**Requirement:** Reproduce the whole listing, character for character.

====== Given records ======

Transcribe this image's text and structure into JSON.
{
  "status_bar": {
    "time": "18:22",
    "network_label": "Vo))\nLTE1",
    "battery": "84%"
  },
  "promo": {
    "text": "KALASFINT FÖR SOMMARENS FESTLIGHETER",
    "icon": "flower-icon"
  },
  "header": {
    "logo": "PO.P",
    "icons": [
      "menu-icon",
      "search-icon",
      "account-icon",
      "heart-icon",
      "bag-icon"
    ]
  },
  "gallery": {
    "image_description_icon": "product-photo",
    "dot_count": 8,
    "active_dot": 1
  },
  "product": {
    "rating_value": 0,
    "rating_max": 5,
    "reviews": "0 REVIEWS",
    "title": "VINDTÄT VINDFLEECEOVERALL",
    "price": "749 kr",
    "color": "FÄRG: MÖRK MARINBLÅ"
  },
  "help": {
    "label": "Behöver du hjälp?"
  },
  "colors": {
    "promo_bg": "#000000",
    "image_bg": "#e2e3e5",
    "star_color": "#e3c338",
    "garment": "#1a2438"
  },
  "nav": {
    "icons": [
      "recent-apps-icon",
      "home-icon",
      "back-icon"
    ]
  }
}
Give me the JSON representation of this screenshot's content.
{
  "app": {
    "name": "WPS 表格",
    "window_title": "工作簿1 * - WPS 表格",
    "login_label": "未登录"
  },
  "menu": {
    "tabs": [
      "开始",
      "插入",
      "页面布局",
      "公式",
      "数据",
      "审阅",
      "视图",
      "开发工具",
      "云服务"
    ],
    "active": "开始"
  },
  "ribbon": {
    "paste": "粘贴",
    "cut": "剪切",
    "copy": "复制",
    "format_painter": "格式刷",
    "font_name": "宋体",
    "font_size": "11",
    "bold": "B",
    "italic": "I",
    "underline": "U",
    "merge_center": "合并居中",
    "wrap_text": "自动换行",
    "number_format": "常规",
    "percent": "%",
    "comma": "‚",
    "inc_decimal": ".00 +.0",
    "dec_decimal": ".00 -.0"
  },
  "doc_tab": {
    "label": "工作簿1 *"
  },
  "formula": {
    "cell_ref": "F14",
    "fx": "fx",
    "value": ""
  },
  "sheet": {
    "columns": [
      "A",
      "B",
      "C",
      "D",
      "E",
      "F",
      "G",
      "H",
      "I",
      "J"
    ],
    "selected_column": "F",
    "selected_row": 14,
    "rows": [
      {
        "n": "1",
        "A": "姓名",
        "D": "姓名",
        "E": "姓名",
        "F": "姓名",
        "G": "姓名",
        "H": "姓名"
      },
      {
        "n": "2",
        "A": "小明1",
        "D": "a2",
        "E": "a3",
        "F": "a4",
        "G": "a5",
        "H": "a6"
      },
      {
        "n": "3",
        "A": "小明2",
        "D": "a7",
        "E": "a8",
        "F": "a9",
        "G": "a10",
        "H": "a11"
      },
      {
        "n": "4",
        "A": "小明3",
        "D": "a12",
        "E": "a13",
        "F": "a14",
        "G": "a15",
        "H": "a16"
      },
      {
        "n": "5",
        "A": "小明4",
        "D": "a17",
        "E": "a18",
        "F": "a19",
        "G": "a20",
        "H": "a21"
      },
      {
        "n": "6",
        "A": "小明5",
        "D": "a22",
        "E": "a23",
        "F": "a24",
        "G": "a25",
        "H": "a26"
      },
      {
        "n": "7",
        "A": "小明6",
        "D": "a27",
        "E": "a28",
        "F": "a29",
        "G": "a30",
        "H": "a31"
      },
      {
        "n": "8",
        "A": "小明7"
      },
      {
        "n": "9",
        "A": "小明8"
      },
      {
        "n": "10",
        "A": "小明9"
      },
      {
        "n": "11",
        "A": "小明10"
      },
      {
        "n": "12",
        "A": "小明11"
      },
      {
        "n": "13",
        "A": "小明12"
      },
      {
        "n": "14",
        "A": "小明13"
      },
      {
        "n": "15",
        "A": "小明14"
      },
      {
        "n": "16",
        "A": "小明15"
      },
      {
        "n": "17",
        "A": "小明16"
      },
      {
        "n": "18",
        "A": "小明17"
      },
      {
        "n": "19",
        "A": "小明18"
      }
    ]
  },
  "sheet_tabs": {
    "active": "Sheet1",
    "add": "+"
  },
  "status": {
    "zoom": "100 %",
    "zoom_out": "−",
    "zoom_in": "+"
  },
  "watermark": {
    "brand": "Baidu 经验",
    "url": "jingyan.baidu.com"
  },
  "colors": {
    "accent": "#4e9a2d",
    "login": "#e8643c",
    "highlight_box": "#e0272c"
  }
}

======

**Exercise result:**
Transcribe this image's text and structure into JSON.
{
  "status_bar": {
    "time": "18:22",
    "network_label": "Vo))\nLTE1",
    "battery": "84%"
  },
  "promo": {
    "text": "KALASFINT FÖR SOMMARENS FESTLIGHETER",
    "icon": "flower-icon"
  },
  "header": {
    "logo": "PO.P",
    "icons": [
      "menu-icon",
      "search-icon",
      "account-icon",
      "heart-icon",
      "bag-icon"
    ]
  },
  "gallery": {
    "image_description_icon": "product-photo",
    "dot_count": 8,
    "active_dot": 1
  },
  "product": {
    "rating_value": 0,
    "rating_max": 5,
    "reviews": "0 REVIEWS",
    "title": "VINDTÄT VINDFLEECEOVERALL",
    "price": "749 kr",
    "color": "FÄRG: MÖRK MARINBLÅ"
  },
  "help": {
    "label": "Behöver du hjälp?"
  },
  "colors": {
    "promo_bg": "#000000",
    "image_bg": "#e2e3e5",
    "star_color": "#e3c338",
    "garment": "#1a2438"
  },
  "nav": {
    "icons": [
      "recent-apps-icon",
      "home-icon",
      "back-icon"
    ]
  }
}
Give me the JSON representation of this screenshot's content.
{
  "app": {
    "name": "WPS 表格",
    "window_title": "工作簿1 * - WPS 表格",
    "login_label": "未登录"
  },
  "menu": {
    "tabs": [
      "开始",
      "插入",
      "页面布局",
      "公式",
      "数据",
      "审阅",
      "视图",
      "开发工具",
      "云服务"
    ],
    "active": "开始"
  },
  "ribbon": {
    "paste": "粘贴",
    "cut": "剪切",
    "copy": "复制",
    "format_painter": "格式刷",
    "font_name": "宋体",
    "font_size": "11",
    "bold": "B",
    "italic": "I",
    "underline": "U",
    "merge_center": "合并居中",
    "wrap_text": "自动换行",
    "number_format": "常规",
    "percent": "%",
    "comma": "‚",
    "inc_decimal": ".00 +.0",
    "dec_decimal": ".00 -.0"
  },
  "doc_tab": {
    "label": "工作簿1 *"
  },
  "formula": {
    "cell_ref": "F14",
    "fx": "fx",
    "value": ""
  },
  "sheet": {
    "columns": [
      "A",
      "B",
      "C",
      "D",
      "E",
      "F",
      "G",
      "H",
      "I",
      "J"
    ],
    "selected_column": "F",
    "selected_row": 14,
    "rows": [
      {
        "n": "1",
        "A": "姓名",
        "D": "姓名",
        "E": "姓名",
        "F": "姓名",
        "G": "姓名",
        "H": "姓名"
      },
      {
        "n": "2",
        "A": "小明1",
        "D": "a2",
        "E": "a3",
        "F": "a4",
        "G": "a5",
        "H": "a6"
      },
      {
        "n": "3",
        "A": "小明2",
        "D": "a7",
        "E": "a8",
        "F": "a9",
        "G": "a10",
        "H": "a11"
      },
      {
        "n": "4",
        "A": "小明3",
        "D": "a12",
        "E": "a13",
        "F": "a14",
        "G": "a15",
        "H": "a16"
      },
      {
        "n": "5",
        "A": "小明4",
        "D": "a17",
        "E": "a18",
        "F": "a19",
        "G": "a20",
        "H": "a21"
      },
      {
        "n": "6",
        "A": "小明5",
        "D": "a22",
        "E": "a23",
        "F": "a24",
        "G": "a25",
        "H": "a26"
      },
      {
        "n": "7",
        "A": "小明6",
        "D": "a27",
        "E": "a28",
        "F": "a29",
        "G": "a30",
        "H": "a31"
      },
      {
        "n": "8",
        "A": "小明7"
      },
      {
        "n": "9",
        "A": "小明8"
      },
      {
        "n": "10",
        "A": "小明9"
      },
      {
        "n": "11",
        "A": "小明10"
      },
      {
        "n": "12",
        "A": "小明11"
      },
      {
        "n": "13",
        "A": "小明12"
      },
      {
        "n": "14",
        "A": "小明13"
      },
      {
        "n": "15",
        "A": "小明14"
      },
      {
        "n": "16",
        "A": "小明15"
      },
      {
        "n": "17",
        "A": "小明16"
      },
      {
        "n": "18",
        "A": "小明17"
      },
      {
        "n": "19",
        "A": "小明18"
      }
    ]
  },
  "sheet_tabs": {
    "active": "Sheet1",
    "add": "+"
  },
  "status": {
    "zoom": "100 %",
    "zoom_out": "−",
    "zoom_in": "+"
  },
  "watermark": {
    "brand": "Baidu 经验",
    "url": "jingyan.baidu.com"
  },
  "colors": {
    "accent": "#4e9a2d",
    "login": "#e8643c",
    "highlight_box": "#e0272c"
  }
}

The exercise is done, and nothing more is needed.